*Records shown*:
--

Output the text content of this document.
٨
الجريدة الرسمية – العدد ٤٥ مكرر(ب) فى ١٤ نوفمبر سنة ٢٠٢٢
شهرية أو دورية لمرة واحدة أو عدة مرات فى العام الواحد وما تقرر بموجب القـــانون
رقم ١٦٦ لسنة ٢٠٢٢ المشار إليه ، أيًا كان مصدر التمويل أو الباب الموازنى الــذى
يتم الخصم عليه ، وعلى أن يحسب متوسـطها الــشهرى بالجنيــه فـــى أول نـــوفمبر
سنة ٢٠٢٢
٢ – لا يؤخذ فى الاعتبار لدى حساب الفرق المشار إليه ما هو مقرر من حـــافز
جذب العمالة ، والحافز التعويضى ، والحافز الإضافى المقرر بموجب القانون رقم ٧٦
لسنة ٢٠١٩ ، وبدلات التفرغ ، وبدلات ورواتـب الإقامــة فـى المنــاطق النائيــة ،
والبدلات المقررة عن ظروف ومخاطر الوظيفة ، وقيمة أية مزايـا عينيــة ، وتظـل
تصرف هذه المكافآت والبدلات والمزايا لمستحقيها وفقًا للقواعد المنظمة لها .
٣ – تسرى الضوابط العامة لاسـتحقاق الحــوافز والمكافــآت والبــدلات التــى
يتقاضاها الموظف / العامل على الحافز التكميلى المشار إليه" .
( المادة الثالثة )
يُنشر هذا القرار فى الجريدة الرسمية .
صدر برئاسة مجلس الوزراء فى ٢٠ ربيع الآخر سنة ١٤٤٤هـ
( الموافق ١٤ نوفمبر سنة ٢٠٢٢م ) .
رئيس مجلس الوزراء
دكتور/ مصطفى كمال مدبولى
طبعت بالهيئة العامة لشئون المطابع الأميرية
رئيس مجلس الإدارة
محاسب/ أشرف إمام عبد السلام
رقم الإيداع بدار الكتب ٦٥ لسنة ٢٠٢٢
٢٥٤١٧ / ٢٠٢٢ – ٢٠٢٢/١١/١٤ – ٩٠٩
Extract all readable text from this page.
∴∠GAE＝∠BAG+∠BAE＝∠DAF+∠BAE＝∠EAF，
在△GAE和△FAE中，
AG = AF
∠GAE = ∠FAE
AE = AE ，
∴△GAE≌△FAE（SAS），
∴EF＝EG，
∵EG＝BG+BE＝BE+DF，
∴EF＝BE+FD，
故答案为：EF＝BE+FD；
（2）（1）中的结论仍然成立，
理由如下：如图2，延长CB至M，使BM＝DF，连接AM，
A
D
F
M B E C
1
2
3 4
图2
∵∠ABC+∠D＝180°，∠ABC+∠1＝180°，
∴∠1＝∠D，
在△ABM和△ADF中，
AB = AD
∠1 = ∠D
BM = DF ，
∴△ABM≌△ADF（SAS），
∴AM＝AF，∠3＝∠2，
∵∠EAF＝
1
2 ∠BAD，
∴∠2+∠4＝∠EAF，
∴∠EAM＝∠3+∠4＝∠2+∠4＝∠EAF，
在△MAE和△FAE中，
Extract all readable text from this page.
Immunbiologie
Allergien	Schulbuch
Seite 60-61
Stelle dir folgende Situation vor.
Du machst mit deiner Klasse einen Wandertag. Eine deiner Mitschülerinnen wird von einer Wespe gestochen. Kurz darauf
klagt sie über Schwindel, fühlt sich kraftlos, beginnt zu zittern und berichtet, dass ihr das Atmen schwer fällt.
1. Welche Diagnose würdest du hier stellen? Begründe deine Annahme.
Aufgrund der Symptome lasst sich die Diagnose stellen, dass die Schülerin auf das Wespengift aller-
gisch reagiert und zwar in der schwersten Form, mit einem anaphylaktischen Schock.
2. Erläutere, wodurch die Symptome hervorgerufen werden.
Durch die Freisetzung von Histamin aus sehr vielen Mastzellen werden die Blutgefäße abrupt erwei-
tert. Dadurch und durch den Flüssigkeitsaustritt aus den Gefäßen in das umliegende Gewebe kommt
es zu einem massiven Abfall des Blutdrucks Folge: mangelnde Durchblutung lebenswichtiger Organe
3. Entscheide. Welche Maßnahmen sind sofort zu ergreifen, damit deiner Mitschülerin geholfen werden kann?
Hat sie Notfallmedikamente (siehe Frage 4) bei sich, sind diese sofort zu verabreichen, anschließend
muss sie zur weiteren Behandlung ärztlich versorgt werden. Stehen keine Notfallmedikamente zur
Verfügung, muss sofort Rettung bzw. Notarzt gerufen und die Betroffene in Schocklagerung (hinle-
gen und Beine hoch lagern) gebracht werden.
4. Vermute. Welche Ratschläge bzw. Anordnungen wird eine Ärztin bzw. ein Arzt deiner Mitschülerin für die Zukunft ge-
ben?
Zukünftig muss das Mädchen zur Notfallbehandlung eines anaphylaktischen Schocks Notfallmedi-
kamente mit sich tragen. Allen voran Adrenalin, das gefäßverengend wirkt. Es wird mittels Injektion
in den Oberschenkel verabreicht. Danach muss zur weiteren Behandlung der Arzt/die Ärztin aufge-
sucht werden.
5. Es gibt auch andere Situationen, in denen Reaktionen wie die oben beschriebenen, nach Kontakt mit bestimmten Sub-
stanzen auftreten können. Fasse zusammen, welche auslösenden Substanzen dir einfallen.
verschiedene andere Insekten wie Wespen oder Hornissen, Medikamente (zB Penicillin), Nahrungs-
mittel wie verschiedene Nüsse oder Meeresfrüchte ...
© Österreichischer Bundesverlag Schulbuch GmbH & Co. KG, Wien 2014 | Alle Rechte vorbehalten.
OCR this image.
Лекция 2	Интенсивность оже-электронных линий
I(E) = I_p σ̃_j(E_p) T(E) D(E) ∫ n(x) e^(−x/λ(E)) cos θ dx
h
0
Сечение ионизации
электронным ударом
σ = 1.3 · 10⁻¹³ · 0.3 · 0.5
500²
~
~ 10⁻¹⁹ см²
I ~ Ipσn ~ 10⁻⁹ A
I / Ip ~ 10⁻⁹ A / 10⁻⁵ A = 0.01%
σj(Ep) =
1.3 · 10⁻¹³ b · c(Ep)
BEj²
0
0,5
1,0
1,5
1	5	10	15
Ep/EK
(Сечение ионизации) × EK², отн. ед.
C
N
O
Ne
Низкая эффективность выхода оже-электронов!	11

--

*Problem requirements*: Return, from the data, each line that has the word "Symptome" in it.

*Answer for this exercise*:
Aufgrund der Symptome lasst sich die Diagnose stellen, dass die Schülerin auf das Wespengift aller-
2. Erläutere, wodurch die Symptome hervorgerufen werden.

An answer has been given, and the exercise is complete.